▶ _WRITTEN TASK_: Give the number of lines in the listing that hold the word "JSON". Write nothing but that number.

[begin INFORMATION GIVEN]

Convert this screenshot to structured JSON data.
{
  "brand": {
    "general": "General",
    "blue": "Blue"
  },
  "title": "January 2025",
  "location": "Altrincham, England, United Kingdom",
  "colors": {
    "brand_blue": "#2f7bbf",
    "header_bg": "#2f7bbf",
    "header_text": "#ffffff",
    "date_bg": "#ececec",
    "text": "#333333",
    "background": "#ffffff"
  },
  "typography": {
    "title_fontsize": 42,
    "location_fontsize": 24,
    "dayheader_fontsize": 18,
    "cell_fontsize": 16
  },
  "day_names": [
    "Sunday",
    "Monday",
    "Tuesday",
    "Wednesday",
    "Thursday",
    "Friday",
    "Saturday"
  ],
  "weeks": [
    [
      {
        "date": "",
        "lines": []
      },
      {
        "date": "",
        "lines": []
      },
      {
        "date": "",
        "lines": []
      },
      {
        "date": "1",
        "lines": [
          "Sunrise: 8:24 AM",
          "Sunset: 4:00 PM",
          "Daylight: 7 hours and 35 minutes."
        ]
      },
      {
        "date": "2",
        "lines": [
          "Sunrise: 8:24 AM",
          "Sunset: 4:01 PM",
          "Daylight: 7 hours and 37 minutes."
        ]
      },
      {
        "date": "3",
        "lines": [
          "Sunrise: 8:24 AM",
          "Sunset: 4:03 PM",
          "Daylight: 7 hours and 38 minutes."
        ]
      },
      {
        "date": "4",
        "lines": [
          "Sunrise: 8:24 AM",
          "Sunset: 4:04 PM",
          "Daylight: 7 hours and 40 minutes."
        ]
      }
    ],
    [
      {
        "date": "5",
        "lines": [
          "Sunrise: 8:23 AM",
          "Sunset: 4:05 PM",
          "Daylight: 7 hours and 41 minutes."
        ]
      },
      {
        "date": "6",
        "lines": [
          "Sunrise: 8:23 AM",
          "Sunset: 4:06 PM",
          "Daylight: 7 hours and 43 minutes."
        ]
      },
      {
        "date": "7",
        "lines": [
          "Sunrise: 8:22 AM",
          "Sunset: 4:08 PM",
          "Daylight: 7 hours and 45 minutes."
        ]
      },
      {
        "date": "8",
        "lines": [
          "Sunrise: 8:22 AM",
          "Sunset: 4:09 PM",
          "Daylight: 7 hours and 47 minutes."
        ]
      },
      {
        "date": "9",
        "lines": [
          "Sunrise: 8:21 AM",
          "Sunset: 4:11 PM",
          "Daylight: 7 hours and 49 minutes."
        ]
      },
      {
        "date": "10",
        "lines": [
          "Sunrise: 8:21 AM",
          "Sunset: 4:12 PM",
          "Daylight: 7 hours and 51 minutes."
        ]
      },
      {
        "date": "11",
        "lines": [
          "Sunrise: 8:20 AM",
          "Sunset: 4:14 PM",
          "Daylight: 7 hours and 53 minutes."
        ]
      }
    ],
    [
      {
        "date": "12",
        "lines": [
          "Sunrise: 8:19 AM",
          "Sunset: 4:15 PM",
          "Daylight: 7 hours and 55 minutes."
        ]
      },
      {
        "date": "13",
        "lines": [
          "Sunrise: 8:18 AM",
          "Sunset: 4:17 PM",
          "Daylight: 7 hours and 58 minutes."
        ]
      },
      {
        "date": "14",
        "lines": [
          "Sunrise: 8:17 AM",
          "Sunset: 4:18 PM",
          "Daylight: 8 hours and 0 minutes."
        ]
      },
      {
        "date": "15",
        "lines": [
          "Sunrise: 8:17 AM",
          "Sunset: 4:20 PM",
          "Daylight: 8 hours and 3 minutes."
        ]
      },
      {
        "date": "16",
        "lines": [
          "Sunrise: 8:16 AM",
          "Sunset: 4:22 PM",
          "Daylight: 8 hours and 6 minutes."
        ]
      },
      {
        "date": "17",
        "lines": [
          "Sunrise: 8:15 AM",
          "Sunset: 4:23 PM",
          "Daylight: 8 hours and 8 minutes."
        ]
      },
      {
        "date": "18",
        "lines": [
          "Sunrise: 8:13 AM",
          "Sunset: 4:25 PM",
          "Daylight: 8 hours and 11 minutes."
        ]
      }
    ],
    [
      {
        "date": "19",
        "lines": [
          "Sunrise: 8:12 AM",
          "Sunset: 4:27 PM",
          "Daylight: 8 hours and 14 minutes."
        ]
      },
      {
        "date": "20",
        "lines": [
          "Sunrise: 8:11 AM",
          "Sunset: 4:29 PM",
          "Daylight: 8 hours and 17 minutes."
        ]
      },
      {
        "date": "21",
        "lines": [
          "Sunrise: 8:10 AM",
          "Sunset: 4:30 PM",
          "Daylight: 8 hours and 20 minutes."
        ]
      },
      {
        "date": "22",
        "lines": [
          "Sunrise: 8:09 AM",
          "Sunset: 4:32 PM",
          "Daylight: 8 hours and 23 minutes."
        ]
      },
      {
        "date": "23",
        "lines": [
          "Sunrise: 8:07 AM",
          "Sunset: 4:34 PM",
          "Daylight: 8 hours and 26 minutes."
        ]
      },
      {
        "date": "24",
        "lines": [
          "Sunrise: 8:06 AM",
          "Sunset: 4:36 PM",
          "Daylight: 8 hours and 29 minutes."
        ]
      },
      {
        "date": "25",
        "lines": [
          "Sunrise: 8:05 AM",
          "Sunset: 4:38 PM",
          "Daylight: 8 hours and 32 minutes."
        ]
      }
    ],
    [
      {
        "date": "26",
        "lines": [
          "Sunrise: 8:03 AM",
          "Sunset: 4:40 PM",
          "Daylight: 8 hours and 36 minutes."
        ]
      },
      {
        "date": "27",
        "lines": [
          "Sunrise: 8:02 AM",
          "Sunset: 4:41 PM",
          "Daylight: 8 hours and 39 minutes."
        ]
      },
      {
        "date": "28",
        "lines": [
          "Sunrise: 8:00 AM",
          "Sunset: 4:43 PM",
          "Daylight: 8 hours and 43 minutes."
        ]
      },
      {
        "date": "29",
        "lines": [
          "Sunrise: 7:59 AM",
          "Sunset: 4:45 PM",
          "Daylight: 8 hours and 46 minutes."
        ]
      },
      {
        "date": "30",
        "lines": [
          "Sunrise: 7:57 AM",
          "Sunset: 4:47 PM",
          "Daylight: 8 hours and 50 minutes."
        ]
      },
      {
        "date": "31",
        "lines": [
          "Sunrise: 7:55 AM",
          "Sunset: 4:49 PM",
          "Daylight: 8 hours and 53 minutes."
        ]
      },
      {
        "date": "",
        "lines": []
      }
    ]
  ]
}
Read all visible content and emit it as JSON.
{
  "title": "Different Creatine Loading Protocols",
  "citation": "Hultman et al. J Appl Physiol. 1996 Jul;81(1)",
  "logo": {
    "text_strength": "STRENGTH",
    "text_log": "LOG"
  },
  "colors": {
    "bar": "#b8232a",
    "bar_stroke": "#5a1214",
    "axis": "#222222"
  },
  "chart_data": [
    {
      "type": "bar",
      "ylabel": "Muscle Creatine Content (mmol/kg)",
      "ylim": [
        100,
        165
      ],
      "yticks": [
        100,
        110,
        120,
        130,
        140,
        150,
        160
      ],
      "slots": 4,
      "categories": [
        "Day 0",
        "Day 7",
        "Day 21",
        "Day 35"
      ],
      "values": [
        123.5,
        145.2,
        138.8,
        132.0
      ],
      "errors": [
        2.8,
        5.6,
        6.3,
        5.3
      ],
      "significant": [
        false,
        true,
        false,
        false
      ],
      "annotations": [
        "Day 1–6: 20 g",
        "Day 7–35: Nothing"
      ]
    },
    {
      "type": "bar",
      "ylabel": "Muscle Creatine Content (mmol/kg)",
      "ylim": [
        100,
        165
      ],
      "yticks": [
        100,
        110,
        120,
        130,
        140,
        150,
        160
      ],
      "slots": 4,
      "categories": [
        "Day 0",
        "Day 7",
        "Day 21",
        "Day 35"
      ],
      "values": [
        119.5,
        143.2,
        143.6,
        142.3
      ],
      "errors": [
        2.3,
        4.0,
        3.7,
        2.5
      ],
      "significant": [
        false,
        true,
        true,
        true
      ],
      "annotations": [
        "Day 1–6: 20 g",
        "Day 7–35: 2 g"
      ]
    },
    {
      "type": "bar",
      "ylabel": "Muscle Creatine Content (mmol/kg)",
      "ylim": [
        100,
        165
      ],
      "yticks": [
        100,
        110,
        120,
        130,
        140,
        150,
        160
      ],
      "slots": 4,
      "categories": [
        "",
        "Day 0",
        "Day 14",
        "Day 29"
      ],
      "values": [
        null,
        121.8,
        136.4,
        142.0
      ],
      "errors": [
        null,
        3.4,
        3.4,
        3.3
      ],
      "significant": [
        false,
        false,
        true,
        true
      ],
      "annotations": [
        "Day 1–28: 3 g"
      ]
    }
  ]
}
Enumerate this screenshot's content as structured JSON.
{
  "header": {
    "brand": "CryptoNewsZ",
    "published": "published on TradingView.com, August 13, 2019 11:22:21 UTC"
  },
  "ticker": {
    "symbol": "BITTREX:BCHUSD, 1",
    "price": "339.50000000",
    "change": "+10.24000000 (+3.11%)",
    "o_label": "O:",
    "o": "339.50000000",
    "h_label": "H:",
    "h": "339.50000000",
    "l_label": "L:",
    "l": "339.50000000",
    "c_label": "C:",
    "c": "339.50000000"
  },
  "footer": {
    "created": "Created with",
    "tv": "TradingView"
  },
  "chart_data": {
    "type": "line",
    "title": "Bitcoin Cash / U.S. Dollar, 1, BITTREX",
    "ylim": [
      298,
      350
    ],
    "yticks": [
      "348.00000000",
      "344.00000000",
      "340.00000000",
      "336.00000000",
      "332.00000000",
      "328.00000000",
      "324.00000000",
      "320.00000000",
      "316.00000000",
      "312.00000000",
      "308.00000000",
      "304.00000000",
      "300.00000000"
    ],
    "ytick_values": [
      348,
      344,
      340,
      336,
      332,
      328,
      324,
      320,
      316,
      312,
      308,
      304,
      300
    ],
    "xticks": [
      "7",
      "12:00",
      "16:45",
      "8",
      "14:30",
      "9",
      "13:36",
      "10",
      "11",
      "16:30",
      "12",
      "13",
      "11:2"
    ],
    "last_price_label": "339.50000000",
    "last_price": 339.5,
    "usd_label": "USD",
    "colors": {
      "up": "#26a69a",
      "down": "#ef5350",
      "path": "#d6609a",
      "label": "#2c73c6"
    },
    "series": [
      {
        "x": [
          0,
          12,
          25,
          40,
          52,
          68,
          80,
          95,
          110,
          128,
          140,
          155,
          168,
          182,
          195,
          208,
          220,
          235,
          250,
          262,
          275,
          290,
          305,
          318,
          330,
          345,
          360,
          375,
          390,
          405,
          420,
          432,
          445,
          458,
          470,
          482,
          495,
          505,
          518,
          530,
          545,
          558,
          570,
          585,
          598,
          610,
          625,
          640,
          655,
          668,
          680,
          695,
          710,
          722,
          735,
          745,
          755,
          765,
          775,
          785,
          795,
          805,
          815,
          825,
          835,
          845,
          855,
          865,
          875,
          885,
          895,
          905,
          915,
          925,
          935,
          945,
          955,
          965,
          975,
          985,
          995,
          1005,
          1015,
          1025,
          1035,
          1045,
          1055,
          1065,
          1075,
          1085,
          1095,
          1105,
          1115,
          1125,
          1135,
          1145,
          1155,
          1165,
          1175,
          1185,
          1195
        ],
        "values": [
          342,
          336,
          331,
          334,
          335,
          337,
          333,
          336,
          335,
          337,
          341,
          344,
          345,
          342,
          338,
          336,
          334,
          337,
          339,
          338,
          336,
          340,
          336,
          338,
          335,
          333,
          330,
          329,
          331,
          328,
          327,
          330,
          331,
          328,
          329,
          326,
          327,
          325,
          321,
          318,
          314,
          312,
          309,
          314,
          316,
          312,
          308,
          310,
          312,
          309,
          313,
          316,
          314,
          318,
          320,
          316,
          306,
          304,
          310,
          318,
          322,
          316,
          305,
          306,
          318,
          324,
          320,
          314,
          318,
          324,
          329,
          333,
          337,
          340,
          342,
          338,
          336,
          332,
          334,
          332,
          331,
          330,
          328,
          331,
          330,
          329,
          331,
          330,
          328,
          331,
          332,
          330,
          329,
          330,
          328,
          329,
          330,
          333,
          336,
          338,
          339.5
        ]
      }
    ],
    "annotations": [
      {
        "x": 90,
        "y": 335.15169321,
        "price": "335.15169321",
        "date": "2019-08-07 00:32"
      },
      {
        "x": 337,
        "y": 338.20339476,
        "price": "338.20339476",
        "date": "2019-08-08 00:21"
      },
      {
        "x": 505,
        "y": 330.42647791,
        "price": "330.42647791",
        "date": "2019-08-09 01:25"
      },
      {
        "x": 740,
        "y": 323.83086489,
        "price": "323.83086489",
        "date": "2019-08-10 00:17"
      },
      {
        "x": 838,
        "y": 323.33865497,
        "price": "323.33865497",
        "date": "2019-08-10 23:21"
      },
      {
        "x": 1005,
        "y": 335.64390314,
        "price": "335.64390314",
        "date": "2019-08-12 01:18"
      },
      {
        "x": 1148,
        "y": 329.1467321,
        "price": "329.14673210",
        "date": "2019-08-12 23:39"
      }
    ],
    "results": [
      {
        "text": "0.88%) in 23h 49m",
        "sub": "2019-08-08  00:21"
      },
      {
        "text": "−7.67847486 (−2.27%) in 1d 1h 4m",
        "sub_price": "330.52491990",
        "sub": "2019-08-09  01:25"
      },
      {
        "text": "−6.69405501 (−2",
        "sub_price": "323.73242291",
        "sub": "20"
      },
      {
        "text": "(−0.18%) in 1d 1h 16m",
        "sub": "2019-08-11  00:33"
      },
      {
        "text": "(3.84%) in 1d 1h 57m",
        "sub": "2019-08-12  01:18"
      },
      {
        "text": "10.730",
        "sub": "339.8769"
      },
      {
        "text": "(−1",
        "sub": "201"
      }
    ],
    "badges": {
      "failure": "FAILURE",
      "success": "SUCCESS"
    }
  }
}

[end INFORMATION GIVEN]

▶ _COMPLETE ANSWER_: 3